Data lines ::

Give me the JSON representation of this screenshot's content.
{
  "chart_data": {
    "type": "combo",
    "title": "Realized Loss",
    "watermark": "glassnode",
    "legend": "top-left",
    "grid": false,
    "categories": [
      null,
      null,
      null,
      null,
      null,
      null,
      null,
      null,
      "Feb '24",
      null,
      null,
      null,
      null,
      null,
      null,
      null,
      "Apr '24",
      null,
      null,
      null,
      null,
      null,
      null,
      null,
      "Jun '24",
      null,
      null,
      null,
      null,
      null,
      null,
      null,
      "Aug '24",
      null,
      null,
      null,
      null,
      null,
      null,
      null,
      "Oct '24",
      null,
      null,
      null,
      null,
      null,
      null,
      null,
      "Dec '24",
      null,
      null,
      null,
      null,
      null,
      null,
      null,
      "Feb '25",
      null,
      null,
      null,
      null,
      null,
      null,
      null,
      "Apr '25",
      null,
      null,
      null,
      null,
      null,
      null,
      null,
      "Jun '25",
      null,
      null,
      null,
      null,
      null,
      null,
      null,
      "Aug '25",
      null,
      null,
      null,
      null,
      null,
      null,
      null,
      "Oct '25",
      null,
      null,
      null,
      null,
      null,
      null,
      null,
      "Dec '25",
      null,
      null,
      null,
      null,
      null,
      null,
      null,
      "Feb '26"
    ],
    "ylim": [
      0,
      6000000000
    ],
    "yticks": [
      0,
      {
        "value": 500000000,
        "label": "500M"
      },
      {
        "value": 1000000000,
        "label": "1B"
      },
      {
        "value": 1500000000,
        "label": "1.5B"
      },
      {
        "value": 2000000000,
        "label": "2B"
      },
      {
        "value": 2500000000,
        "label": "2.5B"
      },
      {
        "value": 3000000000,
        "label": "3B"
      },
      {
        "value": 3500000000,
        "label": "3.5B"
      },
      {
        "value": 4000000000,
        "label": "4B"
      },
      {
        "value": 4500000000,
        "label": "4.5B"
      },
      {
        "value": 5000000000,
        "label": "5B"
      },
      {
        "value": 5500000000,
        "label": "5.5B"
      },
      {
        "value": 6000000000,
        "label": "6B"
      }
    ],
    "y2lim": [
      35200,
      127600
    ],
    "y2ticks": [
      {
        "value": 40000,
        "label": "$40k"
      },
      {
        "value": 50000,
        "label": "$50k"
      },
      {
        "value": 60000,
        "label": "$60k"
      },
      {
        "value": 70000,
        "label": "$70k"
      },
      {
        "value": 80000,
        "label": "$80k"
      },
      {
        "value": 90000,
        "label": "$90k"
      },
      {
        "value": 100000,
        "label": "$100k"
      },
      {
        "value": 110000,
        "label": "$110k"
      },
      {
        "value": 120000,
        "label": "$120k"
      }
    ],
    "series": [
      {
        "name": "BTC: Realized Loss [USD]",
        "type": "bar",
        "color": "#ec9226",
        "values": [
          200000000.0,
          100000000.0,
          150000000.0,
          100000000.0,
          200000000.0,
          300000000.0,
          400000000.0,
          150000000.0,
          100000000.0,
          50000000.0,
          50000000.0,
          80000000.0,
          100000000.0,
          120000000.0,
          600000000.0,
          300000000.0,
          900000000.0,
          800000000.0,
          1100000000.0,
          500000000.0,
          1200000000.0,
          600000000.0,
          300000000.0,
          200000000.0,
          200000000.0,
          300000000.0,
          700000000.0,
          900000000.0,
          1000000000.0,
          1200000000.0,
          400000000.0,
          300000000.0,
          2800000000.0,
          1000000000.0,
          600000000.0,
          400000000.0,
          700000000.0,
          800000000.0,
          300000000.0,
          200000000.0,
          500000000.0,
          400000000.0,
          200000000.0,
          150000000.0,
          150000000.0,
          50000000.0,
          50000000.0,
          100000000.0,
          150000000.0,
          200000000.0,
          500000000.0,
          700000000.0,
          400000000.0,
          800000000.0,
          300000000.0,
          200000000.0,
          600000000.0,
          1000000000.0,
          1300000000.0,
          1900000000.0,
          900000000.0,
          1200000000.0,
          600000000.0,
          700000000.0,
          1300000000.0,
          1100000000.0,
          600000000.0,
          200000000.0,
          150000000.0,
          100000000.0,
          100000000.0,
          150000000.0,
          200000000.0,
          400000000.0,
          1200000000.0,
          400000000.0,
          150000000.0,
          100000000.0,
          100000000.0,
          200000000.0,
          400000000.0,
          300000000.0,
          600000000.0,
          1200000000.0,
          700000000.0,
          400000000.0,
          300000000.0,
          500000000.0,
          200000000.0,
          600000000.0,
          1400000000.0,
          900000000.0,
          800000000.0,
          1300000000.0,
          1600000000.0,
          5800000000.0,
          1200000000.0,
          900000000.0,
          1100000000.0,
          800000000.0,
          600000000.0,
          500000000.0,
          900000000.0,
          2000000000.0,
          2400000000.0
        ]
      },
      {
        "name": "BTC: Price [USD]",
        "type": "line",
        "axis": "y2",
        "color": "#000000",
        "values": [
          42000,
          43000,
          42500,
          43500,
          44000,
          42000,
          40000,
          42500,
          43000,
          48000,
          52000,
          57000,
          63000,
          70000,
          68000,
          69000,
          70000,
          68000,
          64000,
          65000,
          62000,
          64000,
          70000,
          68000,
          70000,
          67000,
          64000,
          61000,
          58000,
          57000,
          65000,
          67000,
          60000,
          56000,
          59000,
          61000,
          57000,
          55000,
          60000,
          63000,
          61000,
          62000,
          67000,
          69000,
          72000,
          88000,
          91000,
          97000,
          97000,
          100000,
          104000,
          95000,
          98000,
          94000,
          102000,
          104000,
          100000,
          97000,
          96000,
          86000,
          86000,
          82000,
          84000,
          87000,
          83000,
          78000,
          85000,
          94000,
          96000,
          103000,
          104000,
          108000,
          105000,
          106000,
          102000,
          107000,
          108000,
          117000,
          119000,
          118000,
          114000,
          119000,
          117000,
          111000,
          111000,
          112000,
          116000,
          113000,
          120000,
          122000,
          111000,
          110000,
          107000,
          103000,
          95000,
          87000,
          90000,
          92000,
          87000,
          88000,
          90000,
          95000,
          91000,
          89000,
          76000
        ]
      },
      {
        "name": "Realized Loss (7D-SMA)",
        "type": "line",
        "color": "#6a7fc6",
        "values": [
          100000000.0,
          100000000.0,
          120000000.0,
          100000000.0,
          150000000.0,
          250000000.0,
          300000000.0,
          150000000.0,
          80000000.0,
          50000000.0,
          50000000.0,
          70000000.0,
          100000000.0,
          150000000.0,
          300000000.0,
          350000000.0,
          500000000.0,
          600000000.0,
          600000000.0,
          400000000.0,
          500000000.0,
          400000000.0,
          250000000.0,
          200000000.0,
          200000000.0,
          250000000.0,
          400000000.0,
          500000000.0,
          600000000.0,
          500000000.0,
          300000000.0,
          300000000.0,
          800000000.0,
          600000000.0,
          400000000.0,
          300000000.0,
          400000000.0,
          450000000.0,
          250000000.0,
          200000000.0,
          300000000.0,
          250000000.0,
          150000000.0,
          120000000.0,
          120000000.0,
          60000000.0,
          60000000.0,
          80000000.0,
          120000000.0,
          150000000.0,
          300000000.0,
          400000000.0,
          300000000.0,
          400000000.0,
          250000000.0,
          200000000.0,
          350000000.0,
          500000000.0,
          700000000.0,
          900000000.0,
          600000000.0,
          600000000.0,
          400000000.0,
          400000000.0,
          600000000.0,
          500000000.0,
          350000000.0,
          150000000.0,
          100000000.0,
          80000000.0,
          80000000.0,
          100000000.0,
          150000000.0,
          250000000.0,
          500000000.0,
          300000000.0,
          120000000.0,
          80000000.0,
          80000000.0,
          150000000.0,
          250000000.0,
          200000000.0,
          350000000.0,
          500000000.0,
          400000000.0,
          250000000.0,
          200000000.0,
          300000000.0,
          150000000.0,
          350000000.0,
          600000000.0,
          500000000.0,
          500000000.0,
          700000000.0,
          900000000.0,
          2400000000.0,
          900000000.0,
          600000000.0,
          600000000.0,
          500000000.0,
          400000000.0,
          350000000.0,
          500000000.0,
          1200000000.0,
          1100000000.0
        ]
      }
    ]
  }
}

Exercise brief ::
Pick out lines containing the word "Realized", each one as written.

Answer to the task ::
    "title": "Realized Loss",
        "name": "BTC: Realized Loss [USD]",
        "name": "Realized Loss (7D-SMA)",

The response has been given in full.